● PROBLEM STATEMENT:
Count how many lines contain the word "Dienstordnungen". Please give only the number.

[Entries taken from a collection]
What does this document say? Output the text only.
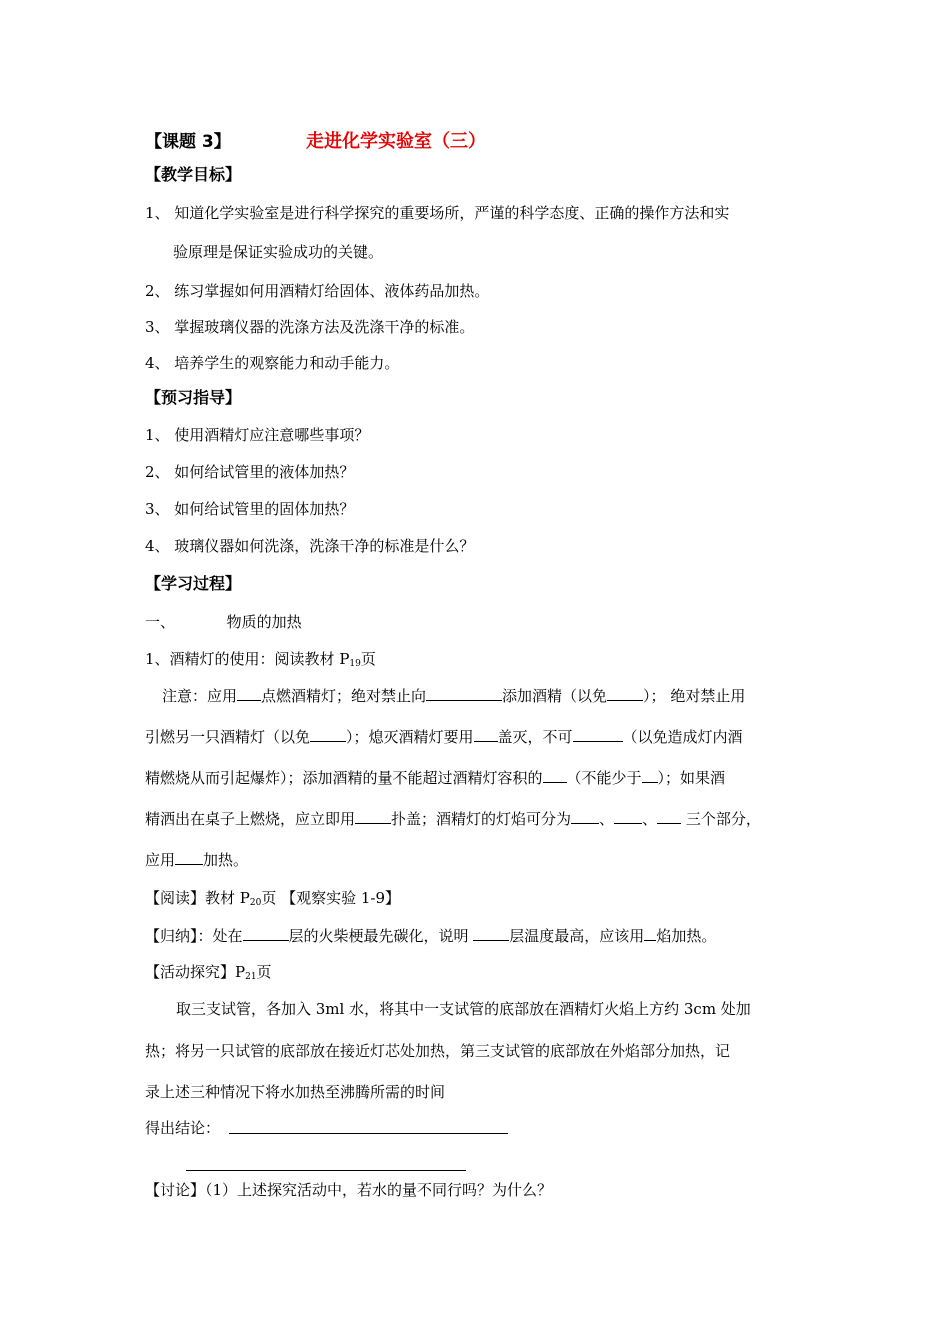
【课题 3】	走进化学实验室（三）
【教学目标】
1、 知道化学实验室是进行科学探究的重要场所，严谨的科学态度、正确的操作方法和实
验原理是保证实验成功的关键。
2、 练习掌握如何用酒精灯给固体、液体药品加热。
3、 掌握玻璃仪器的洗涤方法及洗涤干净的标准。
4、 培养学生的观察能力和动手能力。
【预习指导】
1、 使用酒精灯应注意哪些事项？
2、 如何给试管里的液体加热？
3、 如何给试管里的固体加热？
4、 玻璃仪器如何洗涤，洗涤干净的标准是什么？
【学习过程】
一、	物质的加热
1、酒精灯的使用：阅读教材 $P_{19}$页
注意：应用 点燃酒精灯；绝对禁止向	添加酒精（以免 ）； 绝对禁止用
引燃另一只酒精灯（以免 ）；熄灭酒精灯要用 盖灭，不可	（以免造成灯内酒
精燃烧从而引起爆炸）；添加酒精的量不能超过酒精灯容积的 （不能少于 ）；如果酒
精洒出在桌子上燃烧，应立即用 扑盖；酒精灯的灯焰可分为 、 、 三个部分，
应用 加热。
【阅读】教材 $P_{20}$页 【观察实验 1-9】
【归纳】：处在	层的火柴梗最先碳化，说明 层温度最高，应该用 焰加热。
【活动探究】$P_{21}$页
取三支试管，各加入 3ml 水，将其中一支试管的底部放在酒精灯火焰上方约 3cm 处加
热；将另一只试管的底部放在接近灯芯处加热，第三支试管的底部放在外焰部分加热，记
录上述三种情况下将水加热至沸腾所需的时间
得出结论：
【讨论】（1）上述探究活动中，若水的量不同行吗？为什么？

==

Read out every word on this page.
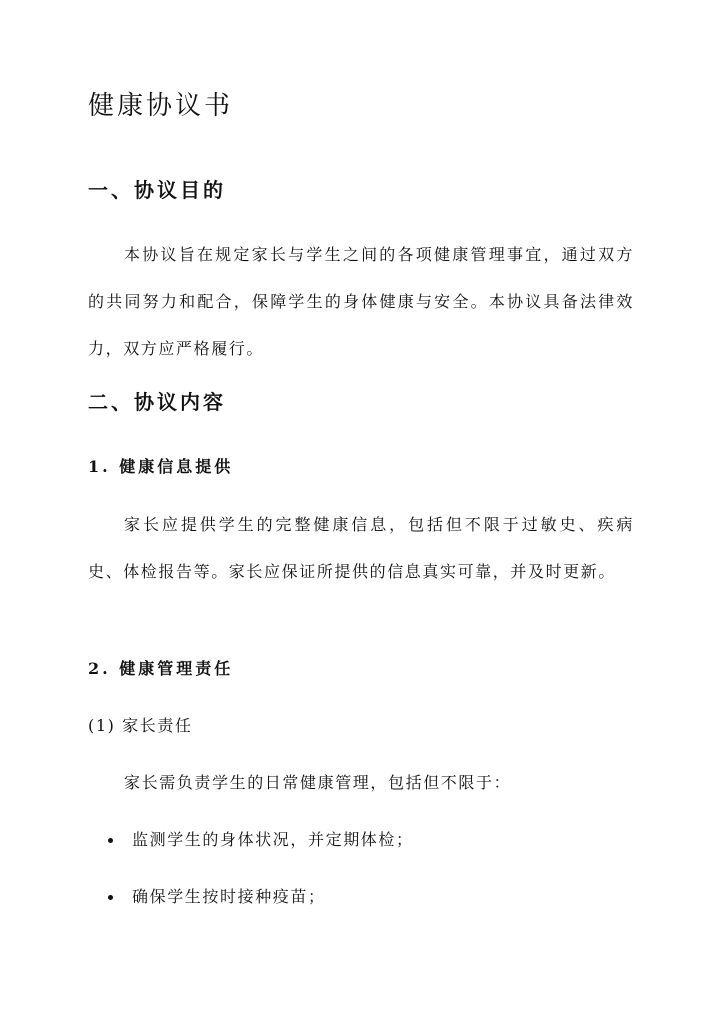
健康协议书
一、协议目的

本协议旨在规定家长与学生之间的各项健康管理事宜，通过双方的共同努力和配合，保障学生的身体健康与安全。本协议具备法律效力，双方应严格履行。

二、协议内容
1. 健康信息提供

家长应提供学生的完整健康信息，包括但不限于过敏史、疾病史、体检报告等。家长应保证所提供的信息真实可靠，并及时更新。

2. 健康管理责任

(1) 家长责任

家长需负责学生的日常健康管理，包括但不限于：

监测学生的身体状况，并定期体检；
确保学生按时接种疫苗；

...

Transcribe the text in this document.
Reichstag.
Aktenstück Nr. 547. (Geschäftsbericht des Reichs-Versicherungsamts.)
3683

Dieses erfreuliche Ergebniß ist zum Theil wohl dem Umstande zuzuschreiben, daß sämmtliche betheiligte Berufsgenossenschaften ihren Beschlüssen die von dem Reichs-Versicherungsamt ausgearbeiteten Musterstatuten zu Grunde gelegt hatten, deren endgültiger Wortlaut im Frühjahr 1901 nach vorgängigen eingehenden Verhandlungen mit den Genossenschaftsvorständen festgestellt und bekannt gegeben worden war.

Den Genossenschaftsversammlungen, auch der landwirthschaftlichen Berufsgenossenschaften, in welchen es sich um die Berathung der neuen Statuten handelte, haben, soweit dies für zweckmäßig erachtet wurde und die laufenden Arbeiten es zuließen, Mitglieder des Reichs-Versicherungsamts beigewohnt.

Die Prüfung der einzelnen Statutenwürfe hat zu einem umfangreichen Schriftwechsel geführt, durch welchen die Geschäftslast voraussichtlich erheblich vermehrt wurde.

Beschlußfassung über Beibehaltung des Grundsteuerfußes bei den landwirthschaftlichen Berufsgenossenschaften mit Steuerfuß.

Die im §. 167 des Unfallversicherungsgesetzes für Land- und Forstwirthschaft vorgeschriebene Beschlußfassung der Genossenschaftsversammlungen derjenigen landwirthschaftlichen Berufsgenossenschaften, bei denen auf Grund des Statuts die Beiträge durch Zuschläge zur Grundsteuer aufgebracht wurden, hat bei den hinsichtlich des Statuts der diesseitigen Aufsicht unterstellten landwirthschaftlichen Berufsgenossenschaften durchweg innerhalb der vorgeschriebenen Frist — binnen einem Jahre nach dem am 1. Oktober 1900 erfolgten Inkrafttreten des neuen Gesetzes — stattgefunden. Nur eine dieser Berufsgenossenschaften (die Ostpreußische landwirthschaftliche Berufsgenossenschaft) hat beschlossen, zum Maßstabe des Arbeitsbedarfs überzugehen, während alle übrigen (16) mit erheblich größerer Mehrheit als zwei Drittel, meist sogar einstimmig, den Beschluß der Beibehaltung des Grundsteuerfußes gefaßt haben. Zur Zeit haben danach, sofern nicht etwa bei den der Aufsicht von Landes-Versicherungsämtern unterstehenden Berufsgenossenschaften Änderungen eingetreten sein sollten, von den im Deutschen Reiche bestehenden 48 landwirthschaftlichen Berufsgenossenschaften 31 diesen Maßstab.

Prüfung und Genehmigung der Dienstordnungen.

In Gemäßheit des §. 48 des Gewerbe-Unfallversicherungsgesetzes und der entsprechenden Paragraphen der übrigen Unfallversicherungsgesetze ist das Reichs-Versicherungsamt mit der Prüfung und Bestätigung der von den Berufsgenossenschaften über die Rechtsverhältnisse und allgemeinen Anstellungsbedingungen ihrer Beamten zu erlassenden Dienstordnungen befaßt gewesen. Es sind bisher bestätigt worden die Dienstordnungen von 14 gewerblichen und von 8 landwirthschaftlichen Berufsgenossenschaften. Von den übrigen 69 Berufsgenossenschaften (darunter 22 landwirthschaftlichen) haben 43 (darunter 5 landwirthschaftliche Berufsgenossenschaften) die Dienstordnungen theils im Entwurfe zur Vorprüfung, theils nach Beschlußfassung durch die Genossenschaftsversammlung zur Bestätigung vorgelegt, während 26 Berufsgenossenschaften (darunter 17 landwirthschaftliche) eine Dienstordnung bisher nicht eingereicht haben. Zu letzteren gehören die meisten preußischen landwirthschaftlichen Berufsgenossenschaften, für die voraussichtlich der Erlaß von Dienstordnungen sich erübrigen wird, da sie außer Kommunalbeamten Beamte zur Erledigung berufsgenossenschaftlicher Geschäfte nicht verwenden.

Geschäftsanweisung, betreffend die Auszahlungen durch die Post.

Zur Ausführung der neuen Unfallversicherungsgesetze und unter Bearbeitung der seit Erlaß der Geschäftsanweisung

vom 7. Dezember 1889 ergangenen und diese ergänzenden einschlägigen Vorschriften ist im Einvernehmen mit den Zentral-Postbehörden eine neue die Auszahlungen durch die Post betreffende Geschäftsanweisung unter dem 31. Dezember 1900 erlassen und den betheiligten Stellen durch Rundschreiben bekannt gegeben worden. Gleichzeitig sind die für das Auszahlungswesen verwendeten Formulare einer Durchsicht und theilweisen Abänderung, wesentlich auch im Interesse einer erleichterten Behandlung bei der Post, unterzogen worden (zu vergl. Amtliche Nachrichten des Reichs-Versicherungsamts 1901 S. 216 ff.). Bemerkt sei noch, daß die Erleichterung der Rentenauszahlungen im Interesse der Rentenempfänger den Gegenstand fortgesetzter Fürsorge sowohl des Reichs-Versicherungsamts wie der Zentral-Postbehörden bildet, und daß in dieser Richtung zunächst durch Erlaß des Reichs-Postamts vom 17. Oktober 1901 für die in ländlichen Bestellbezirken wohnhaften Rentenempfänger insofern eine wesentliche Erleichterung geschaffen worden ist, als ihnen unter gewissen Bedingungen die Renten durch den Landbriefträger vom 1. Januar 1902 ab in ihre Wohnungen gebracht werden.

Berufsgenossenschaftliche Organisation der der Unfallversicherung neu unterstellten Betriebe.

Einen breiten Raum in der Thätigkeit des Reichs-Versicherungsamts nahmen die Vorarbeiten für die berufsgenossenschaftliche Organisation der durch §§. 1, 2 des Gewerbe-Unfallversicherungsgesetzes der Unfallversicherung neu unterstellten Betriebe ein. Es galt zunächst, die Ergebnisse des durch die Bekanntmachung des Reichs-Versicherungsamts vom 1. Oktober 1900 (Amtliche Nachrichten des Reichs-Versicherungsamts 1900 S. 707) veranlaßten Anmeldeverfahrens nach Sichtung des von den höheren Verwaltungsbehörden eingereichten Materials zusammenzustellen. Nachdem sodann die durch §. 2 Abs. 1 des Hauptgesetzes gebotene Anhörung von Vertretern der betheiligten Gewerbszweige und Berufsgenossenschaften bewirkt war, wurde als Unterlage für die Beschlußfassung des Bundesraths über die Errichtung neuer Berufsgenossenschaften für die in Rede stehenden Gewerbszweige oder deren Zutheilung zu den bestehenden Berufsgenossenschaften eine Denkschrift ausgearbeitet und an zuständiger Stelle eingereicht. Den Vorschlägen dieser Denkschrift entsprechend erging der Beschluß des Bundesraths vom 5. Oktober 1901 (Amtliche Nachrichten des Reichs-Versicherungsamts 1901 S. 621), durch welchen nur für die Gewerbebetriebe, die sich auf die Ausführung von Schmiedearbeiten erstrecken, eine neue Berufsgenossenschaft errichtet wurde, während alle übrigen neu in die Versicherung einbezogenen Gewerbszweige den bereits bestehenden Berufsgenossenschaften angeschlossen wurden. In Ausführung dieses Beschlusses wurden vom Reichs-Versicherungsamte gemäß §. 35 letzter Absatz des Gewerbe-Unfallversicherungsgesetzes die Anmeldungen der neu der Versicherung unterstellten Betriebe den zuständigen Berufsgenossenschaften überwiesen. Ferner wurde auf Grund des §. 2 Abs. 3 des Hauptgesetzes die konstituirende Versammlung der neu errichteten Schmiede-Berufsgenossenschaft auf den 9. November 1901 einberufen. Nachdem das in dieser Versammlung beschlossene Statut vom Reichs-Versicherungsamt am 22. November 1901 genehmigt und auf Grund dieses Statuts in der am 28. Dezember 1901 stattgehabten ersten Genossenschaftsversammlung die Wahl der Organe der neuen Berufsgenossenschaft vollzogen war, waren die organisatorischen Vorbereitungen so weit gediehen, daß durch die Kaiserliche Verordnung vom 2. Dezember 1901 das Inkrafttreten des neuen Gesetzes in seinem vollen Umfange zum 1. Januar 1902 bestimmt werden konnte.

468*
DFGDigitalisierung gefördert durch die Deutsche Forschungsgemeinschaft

● FULL SOLUTION:
2